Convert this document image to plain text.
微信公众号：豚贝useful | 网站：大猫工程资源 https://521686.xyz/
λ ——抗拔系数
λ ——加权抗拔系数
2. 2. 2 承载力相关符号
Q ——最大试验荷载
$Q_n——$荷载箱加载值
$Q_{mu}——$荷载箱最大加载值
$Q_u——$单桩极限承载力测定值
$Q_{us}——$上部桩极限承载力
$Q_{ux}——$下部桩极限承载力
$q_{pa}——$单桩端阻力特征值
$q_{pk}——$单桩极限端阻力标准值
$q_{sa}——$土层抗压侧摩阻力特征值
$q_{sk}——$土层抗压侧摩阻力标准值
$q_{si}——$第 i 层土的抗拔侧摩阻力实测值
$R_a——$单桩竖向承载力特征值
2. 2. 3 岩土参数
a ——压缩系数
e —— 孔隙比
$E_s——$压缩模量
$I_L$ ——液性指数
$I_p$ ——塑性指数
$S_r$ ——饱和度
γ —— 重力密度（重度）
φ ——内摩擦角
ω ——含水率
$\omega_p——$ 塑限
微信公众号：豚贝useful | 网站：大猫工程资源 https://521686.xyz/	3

==

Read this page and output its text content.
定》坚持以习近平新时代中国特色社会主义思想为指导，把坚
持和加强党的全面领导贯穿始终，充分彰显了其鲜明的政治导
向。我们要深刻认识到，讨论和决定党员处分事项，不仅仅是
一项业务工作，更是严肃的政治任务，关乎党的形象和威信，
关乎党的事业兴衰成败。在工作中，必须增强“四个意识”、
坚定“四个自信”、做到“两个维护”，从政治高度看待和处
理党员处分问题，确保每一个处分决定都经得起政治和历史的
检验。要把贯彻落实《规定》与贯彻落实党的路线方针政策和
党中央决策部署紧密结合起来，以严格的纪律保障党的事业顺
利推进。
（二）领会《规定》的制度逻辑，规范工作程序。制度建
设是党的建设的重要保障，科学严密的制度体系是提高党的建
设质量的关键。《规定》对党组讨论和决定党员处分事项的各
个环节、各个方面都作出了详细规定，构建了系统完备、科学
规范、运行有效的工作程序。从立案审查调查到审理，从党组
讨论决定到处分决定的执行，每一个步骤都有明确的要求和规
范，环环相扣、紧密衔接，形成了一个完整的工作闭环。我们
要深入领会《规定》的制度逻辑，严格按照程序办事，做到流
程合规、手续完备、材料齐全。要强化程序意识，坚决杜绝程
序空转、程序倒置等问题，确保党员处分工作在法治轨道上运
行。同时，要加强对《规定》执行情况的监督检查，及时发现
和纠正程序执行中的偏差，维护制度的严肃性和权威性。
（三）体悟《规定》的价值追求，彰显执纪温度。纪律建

* * *

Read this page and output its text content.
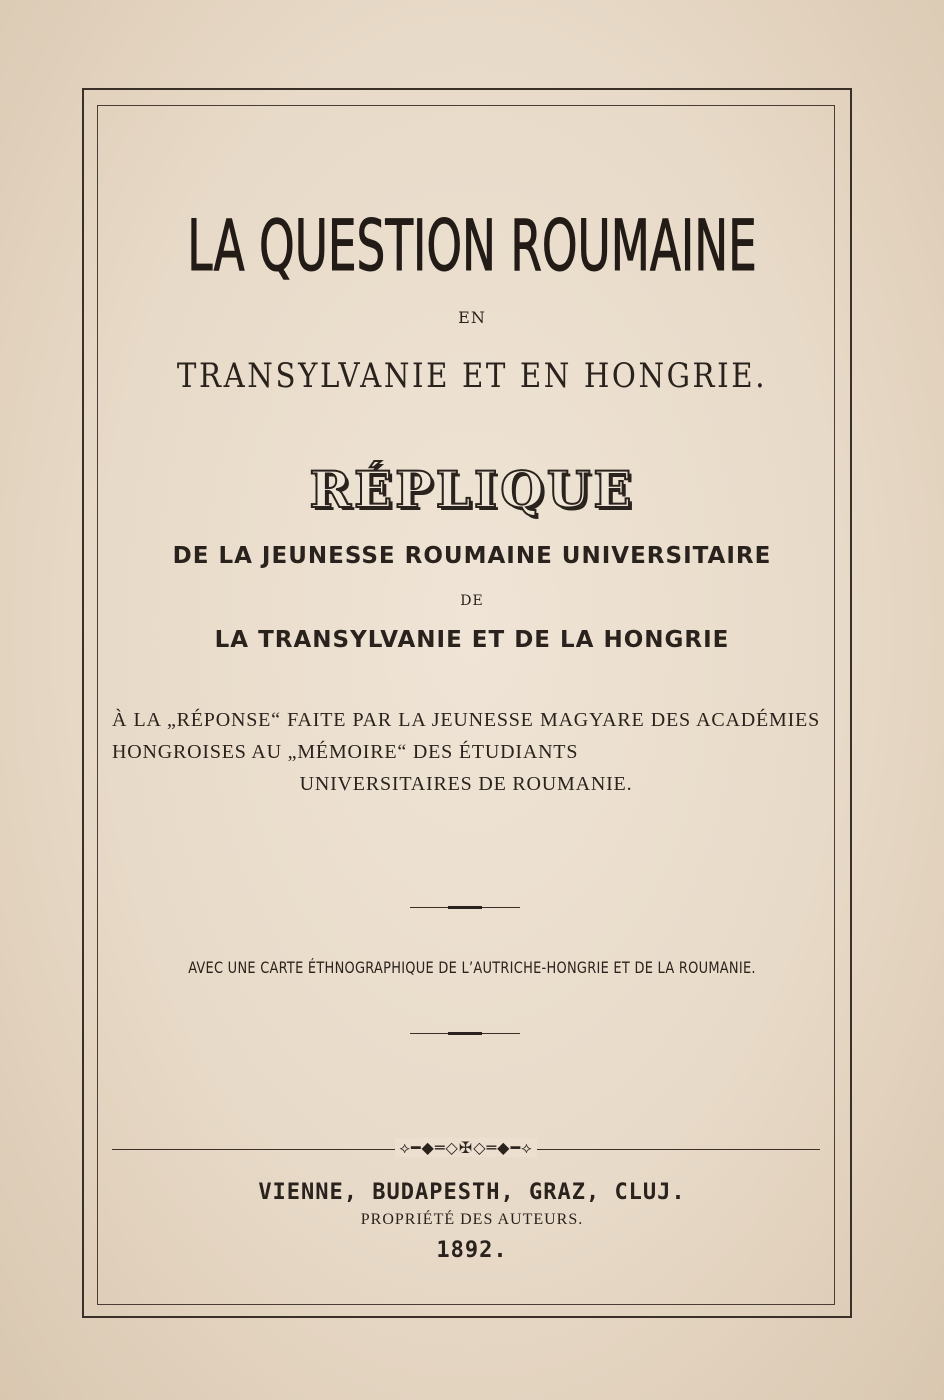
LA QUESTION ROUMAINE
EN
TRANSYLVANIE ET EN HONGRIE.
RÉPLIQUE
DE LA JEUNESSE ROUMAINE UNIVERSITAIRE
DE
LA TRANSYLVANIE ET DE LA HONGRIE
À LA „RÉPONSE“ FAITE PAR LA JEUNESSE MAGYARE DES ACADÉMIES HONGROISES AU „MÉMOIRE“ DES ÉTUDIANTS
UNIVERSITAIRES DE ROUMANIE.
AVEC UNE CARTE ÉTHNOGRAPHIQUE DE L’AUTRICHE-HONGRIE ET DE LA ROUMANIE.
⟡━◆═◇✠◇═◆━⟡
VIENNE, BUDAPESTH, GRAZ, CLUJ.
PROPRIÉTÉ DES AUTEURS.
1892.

## PROBLEM REQUIREMENTS
Return every line above in which the string "微信公众号" occurs.

## OUTPUT BELOW
微信公众号：豚贝useful | 网站：大猫工程资源 https://521686.xyz/
微信公众号：豚贝useful | 网站：大猫工程资源 https://521686.xyz/	3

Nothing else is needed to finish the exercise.